(Records that describe figures)
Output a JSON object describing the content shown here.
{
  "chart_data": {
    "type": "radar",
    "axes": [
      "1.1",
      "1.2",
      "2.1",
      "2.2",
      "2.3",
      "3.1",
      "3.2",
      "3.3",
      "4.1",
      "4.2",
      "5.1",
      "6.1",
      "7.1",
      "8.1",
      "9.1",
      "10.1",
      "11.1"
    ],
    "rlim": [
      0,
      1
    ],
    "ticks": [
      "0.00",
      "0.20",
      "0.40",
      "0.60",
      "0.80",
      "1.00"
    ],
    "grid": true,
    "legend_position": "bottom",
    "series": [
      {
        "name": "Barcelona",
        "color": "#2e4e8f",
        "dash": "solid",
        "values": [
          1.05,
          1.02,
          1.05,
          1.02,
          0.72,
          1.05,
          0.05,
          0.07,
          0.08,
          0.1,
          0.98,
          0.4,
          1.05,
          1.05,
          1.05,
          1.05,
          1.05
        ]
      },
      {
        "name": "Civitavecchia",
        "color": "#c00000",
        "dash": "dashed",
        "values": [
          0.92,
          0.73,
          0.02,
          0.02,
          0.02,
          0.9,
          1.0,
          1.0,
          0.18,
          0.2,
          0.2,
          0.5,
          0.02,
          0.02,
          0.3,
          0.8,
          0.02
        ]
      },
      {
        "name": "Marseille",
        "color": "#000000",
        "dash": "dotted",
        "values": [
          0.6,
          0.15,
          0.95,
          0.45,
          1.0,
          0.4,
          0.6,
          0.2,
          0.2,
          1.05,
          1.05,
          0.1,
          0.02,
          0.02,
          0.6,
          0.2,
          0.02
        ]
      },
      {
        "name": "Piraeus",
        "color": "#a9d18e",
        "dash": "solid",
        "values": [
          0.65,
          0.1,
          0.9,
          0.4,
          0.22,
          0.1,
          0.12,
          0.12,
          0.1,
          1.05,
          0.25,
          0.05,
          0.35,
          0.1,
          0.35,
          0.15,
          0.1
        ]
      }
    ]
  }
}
==
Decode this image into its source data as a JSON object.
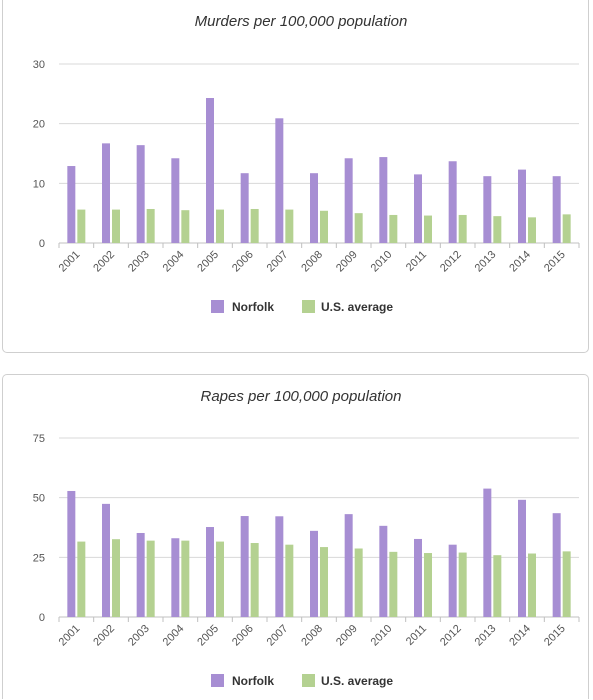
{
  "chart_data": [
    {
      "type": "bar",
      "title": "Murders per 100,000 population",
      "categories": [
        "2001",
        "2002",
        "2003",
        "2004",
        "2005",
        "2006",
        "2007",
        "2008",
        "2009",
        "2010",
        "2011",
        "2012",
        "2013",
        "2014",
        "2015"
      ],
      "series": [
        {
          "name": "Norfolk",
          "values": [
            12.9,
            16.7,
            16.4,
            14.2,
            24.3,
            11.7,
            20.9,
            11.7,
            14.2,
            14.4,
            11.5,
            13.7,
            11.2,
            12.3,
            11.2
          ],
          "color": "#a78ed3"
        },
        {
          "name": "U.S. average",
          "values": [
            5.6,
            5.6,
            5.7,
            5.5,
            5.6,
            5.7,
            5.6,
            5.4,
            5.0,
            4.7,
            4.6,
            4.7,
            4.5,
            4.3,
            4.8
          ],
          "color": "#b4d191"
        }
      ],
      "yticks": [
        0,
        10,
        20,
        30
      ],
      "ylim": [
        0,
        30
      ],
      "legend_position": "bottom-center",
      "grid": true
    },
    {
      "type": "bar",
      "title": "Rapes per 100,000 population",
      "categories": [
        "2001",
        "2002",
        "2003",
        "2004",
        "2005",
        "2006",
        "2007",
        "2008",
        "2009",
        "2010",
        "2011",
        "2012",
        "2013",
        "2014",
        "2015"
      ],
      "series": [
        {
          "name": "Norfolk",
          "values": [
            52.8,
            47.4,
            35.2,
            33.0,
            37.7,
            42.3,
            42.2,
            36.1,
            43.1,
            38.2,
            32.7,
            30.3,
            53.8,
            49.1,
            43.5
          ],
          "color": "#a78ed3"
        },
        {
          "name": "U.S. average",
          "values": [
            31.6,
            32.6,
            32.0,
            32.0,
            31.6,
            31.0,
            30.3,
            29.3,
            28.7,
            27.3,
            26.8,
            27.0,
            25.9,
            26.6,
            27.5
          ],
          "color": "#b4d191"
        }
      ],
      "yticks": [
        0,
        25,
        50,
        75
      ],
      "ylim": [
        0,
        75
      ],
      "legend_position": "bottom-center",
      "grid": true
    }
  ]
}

■ **REQUEST**
Reply with one number: the count of lines in the entries that include the word "color".

■ **RESULT OF THE EXERCISE**
8